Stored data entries
* Start *

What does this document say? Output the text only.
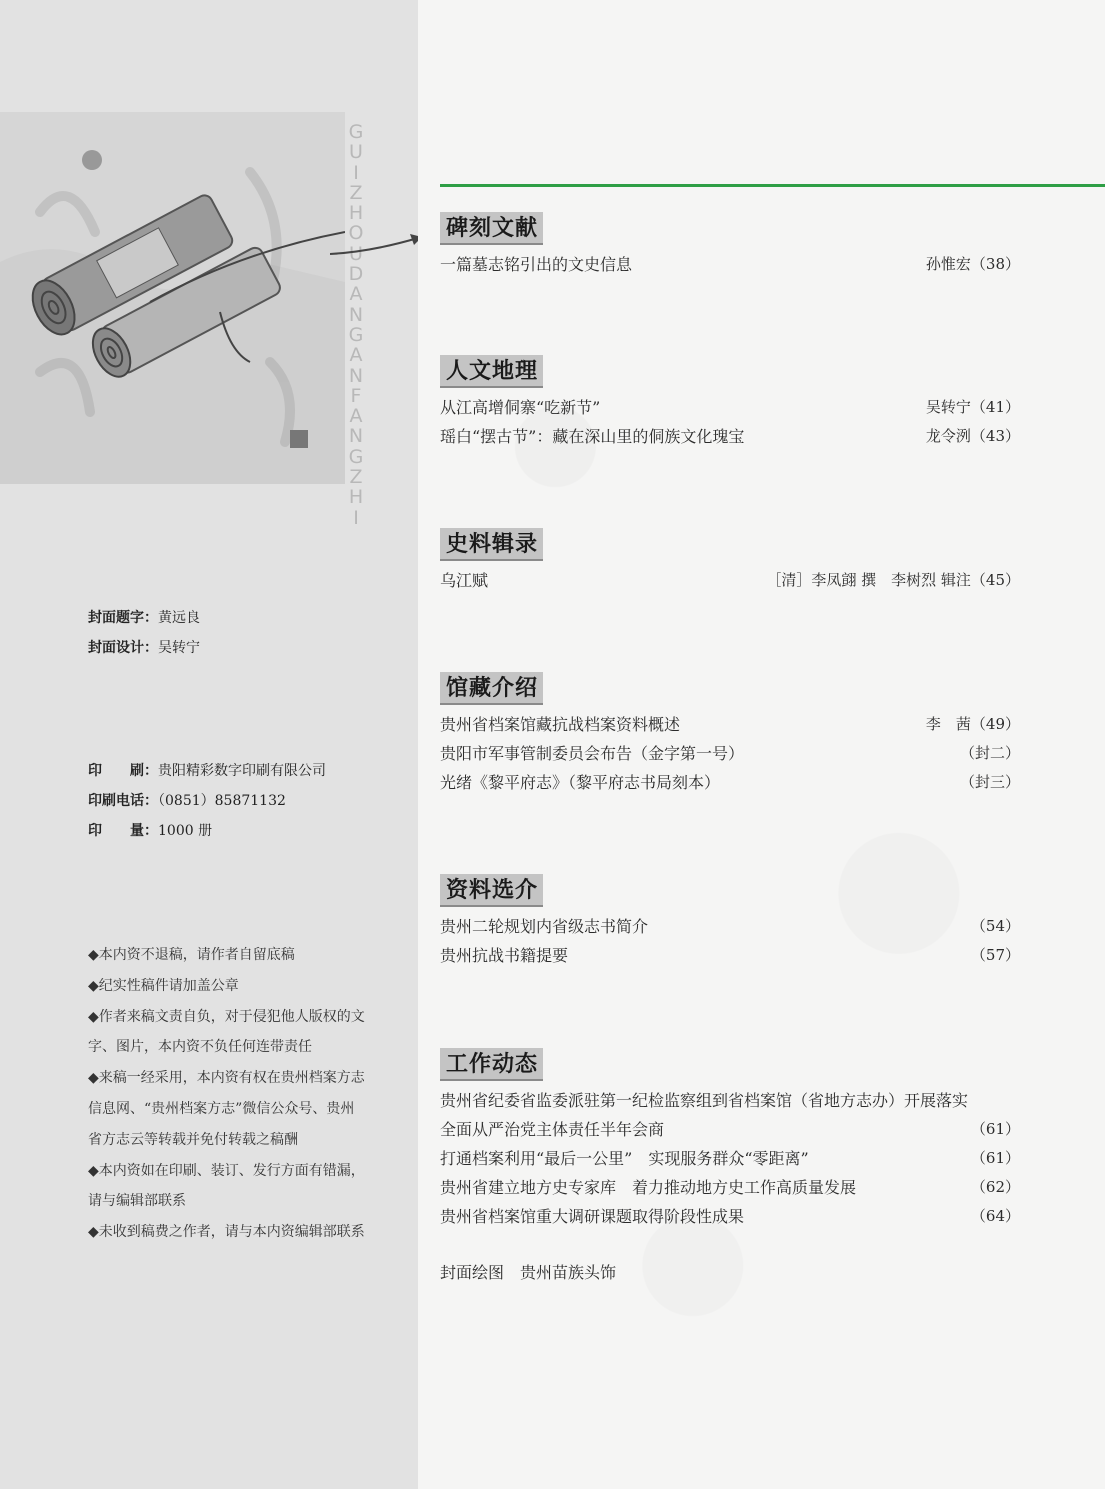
GUIZHOUDANGANFANGZHI
封面题字：黄远良
封面设计：吴转宁
印　　刷：贵阳精彩数字印刷有限公司
印刷电话：（0851）85871132
印　　量：1000 册

◆本内资不退稿，请作者自留底稿

◆纪实性稿件请加盖公章

◆作者来稿文责自负，对于侵犯他人版权的文字、图片，本内资不负任何连带责任

◆来稿一经采用，本内资有权在贵州档案方志信息网、“贵州档案方志”微信公众号、贵州省方志云等转载并免付转载之稿酬

◆本内资如在印刷、装订、发行方面有错漏，请与编辑部联系

◆未收到稿费之作者，请与本内资编辑部联系

碑刻文献
一篇墓志铭引出的文史信息	孙惟宏（38）
人文地理
从江高增侗寨“吃新节”	吴转宁（41）
瑶白“摆古节”：藏在深山里的侗族文化瑰宝	龙令洌（43）
史料辑录
乌江赋	［清］李凤翧 撰　李树烈 辑注（45）
馆藏介绍
贵州省档案馆藏抗战档案资料概述	李　茜（49）
贵阳市军事管制委员会布告（金字第一号）	（封二）
光绪《黎平府志》（黎平府志书局刻本）	（封三）
资料选介
贵州二轮规划内省级志书简介	（54）
贵州抗战书籍提要	（57）
工作动态
贵州省纪委省监委派驻第一纪检监察组到省档案馆（省地方志办）开展落实
全面从严治党主体责任半年会商	（61）
打通档案利用“最后一公里”　实现服务群众“零距离”	（61）
贵州省建立地方史专家库　着力推动地方史工作高质量发展	（62）
贵州省档案馆重大调研课题取得阶段性成果	（64）
封面绘图　贵州苗族头饰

* End *

Each line above is to be copied verbatim. Drop any image from the copy.

What does this document say? Output the text only.
GUIZHOUDANGANFANGZHI
封面题字：黄远良
封面设计：吴转宁
印　　刷：贵阳精彩数字印刷有限公司
印刷电话：（0851）85871132
印　　量：1000 册

◆本内资不退稿，请作者自留底稿

◆纪实性稿件请加盖公章

◆作者来稿文责自负，对于侵犯他人版权的文字、图片，本内资不负任何连带责任

◆来稿一经采用，本内资有权在贵州档案方志信息网、“贵州档案方志”微信公众号、贵州省方志云等转载并免付转载之稿酬

◆本内资如在印刷、装订、发行方面有错漏，请与编辑部联系

◆未收到稿费之作者，请与本内资编辑部联系

碑刻文献
一篇墓志铭引出的文史信息	孙惟宏（38）
人文地理
从江高增侗寨“吃新节”	吴转宁（41）
瑶白“摆古节”：藏在深山里的侗族文化瑰宝	龙令洌（43）
史料辑录
乌江赋	［清］李凤翧 撰　李树烈 辑注（45）
馆藏介绍
贵州省档案馆藏抗战档案资料概述	李　茜（49）
贵阳市军事管制委员会布告（金字第一号）	（封二）
光绪《黎平府志》（黎平府志书局刻本）	（封三）
资料选介
贵州二轮规划内省级志书简介	（54）
贵州抗战书籍提要	（57）
工作动态
贵州省纪委省监委派驻第一纪检监察组到省档案馆（省地方志办）开展落实
全面从严治党主体责任半年会商	（61）
打通档案利用“最后一公里”　实现服务群众“零距离”	（61）
贵州省建立地方史专家库　着力推动地方史工作高质量发展	（62）
贵州省档案馆重大调研课题取得阶段性成果	（64）
封面绘图　贵州苗族头饰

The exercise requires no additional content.